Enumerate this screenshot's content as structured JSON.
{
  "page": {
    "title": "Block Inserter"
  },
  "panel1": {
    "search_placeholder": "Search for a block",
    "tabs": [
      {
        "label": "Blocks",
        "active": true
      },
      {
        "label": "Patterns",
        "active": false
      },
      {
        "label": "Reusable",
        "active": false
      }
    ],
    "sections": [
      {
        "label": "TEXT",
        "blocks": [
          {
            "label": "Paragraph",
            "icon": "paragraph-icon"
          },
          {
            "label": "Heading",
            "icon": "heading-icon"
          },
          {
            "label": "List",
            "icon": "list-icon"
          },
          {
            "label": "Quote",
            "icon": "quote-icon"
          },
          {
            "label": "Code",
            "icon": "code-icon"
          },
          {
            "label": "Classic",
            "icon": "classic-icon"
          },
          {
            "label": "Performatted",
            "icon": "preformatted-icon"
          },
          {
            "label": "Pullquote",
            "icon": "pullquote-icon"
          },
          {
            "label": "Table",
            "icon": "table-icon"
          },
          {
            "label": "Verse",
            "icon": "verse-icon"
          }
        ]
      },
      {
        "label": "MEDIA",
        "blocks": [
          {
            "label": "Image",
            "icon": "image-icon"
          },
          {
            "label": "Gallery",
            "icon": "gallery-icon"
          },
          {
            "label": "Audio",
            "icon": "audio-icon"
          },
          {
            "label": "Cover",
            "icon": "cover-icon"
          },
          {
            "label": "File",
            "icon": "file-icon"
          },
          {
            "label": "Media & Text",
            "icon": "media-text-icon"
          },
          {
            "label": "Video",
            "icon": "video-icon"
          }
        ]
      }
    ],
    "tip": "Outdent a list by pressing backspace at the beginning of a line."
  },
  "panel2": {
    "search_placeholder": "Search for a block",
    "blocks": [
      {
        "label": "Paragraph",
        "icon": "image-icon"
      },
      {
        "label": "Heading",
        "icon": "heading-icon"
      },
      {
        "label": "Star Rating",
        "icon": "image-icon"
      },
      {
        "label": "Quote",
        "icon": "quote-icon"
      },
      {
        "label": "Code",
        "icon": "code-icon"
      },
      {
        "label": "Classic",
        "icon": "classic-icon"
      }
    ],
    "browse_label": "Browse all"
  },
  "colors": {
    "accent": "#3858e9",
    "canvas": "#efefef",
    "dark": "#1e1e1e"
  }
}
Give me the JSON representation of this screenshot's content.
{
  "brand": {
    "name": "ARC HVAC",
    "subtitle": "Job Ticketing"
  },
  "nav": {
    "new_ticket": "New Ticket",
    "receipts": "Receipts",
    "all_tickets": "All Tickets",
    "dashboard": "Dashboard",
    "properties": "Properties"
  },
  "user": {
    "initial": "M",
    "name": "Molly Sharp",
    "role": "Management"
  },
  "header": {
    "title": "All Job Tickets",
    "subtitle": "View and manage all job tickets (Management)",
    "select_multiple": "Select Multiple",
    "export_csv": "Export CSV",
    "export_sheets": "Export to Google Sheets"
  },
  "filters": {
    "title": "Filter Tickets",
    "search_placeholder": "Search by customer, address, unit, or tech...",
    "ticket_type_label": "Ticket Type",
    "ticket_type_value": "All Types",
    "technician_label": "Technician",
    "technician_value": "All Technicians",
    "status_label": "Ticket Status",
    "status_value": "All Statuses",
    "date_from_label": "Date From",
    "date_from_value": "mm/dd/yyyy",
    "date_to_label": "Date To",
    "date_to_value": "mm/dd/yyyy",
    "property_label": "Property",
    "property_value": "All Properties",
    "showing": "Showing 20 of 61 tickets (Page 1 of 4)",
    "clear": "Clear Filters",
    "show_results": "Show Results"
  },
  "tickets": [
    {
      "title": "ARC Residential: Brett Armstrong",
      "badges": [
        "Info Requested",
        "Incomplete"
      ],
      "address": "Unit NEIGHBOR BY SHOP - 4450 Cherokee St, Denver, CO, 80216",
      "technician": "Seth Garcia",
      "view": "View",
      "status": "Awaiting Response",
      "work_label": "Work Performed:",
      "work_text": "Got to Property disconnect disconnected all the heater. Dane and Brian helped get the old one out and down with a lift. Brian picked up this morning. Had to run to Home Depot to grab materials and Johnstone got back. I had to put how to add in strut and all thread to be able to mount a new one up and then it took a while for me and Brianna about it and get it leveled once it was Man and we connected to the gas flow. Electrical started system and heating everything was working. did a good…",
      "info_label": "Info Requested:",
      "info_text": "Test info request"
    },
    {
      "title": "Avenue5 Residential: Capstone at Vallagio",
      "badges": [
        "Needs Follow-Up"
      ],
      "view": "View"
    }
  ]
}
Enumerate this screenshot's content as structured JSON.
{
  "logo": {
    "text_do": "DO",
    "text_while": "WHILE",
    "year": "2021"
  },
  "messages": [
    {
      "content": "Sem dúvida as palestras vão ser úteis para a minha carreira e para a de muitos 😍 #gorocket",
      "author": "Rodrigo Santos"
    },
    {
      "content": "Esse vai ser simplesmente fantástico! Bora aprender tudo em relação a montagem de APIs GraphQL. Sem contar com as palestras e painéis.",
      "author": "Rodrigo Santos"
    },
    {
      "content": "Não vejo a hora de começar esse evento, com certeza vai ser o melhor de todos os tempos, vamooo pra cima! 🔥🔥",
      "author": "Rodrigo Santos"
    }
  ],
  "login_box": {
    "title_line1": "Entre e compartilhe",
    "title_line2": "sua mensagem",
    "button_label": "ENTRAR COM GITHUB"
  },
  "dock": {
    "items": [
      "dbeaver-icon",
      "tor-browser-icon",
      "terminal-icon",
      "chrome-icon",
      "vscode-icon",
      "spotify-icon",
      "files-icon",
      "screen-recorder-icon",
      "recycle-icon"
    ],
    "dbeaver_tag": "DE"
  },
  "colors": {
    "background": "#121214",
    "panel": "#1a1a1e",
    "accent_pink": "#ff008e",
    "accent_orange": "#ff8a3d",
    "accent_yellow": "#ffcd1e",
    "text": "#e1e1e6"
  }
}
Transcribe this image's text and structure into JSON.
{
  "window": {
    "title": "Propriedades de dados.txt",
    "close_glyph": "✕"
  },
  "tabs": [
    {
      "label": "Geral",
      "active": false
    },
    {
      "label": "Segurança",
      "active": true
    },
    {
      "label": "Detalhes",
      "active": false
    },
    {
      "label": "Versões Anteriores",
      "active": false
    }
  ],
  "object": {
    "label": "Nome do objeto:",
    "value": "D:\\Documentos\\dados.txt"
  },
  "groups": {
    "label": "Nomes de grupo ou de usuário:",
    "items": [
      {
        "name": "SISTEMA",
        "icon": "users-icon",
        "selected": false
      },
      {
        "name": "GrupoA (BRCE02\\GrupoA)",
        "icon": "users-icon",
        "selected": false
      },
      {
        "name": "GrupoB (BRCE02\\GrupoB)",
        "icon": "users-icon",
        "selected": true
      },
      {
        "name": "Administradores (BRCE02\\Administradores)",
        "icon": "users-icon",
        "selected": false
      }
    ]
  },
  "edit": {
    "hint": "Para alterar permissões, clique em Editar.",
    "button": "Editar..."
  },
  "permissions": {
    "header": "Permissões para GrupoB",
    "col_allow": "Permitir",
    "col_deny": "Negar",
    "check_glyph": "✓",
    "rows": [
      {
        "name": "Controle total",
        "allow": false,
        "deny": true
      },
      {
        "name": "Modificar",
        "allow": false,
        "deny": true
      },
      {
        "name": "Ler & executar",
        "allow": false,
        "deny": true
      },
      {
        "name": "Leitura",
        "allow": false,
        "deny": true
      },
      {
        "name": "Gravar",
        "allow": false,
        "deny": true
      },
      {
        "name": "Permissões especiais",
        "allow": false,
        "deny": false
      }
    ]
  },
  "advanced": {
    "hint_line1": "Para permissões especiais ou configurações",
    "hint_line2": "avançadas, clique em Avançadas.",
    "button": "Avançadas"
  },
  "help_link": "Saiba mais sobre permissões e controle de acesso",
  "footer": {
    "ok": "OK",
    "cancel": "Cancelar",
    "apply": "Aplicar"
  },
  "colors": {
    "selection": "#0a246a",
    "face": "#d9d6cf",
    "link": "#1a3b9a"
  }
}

(What you should do):
Extract each line holding the string "address".

(Solution to this task):
    "search_placeholder": "Search by customer, address, unit, or tech...",
      "address": "Unit NEIGHBOR BY SHOP - 4450 Cherokee St, Denver, CO, 80216",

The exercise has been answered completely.